*DATA ROWS*

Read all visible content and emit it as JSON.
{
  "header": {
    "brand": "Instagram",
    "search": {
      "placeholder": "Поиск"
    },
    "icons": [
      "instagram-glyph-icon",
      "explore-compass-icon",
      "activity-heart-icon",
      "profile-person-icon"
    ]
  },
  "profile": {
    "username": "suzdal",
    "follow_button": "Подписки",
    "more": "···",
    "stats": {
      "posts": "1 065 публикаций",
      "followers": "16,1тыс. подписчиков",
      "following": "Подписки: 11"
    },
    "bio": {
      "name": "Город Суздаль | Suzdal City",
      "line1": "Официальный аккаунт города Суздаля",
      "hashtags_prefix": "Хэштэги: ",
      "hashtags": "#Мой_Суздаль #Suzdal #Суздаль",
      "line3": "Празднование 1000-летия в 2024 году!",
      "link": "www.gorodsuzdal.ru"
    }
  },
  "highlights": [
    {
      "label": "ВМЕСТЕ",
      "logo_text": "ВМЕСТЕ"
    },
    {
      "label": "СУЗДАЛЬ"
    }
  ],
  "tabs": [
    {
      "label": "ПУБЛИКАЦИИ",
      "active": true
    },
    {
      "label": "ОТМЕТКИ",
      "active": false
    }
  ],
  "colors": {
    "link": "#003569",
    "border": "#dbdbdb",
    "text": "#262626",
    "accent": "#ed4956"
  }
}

*WRITTEN REQUEST*
Look through the records and gather each line with the word "Подписки".

*FULL OUTPUT*
    "follow_button": "Подписки",
      "following": "Подписки: 11"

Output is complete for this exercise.